* _Task_
Reproduce the part of the prenup discussion starting with "I agree a consultation" and going on through "without a pre-nup.".

Why doesn't she want to sign a pre-nuptial contract?

ScottGem
Jun 5, 2015, 12:44 PM
I would check the annuity accounts and see if they have beneficiary designations. It may be that they do in which case designating a beneficiary may have the accounts pass to the beneficiary outside your estate making the need for a trust unnecessary. So that would leave only the house. There may be better ways to ensure they get it.

I agree a consultation with an estate attorney would help.

billy jet
Jun 5, 2015, 01:43 PM
I appreciate your advise guys... she feels a prenup shows a lack of trust and is no way to start a marriage and that she loves me and doesn't want my money.

ScottGem
Jun 5, 2015, 01:50 PM
she loves me and doesn't want my money.

Then she should be willing to sign a pre nup. She says your wanting one shows a lack of trust. But if she doesn't want you money then she should be willing to demonstrate that, especially if she loves you. So frankly the two statements are contradictory.

Bottom line here is you may be able to protect your assets without a pre-nup.

tickle
Jun 5, 2015, 01:50 PM
I appreciate your advise guys... she feels a prenup shows a lack of trust and is no way to start a marriage and that she loves me and doesn't want my money.

* _Data under study_
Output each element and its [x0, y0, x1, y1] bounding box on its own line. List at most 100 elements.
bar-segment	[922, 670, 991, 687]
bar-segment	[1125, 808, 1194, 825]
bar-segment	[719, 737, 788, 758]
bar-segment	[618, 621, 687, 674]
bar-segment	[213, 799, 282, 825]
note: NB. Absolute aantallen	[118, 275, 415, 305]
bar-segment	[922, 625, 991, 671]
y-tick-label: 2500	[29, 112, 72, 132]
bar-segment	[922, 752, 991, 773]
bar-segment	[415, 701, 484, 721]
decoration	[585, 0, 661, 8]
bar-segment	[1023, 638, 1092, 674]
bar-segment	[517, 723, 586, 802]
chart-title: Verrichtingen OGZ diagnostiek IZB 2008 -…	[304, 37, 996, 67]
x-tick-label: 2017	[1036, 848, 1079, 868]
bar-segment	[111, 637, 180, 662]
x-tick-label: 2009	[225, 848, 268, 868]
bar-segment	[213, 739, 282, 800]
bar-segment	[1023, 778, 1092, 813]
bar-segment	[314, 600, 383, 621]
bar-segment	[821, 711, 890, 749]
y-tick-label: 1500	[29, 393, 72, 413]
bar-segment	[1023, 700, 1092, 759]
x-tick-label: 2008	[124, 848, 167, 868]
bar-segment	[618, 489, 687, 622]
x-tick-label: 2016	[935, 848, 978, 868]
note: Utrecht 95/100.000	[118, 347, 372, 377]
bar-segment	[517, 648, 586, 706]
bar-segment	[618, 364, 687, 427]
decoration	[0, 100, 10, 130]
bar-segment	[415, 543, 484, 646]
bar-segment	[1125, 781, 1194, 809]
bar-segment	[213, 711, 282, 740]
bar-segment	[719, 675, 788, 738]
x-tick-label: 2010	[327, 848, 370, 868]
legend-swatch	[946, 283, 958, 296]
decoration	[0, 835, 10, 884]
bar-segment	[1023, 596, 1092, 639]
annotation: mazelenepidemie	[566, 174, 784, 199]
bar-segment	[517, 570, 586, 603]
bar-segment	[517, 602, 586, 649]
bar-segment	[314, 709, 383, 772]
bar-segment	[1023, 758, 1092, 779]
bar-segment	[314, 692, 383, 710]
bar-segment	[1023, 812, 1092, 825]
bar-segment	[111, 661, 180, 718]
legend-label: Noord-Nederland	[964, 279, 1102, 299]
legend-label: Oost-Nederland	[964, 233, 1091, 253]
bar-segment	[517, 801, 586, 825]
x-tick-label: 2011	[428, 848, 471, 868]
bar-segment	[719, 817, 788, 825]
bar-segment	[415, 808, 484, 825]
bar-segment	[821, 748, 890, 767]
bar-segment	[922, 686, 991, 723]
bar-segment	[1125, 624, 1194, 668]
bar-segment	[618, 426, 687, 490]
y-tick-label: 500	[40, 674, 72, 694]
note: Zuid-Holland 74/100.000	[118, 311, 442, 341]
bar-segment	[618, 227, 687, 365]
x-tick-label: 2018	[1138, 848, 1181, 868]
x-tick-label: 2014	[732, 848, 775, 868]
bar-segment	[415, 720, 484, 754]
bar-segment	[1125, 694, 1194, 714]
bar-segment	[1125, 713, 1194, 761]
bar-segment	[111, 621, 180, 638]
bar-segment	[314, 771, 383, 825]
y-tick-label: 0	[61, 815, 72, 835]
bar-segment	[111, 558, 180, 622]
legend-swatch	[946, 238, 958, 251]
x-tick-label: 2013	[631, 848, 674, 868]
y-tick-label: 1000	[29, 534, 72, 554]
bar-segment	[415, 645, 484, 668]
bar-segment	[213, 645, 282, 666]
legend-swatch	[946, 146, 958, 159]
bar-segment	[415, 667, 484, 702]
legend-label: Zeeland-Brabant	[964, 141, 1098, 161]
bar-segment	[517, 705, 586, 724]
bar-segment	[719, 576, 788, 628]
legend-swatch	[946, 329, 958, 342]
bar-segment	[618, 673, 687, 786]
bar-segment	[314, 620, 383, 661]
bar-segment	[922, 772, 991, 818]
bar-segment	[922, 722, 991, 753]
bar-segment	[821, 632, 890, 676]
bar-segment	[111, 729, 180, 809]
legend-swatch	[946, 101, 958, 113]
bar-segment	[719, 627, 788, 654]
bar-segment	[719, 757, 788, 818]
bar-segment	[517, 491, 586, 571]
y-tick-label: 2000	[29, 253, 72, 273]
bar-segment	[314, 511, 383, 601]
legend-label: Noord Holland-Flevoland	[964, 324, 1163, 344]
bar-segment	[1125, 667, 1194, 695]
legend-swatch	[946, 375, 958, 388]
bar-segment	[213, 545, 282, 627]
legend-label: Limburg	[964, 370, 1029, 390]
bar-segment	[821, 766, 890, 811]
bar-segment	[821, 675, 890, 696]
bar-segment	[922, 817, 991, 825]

* _Result of this task_
I agree a consultation with an estate attorney would help.

billy jet
Jun 5, 2015, 01:43 PM
I appreciate your advise guys... she feels a prenup shows a lack of trust and is no way to start a marriage and that she loves me and doesn't want my money.

ScottGem
Jun 5, 2015, 01:50 PM
she loves me and doesn't want my money.

Then she should be willing to sign a pre nup. She says your wanting one shows a lack of trust. But if she doesn't want you money then she should be willing to demonstrate that, especially if she loves you. So frankly the two statements are contradictory.

Bottom line here is you may be able to protect your assets without a pre-nup.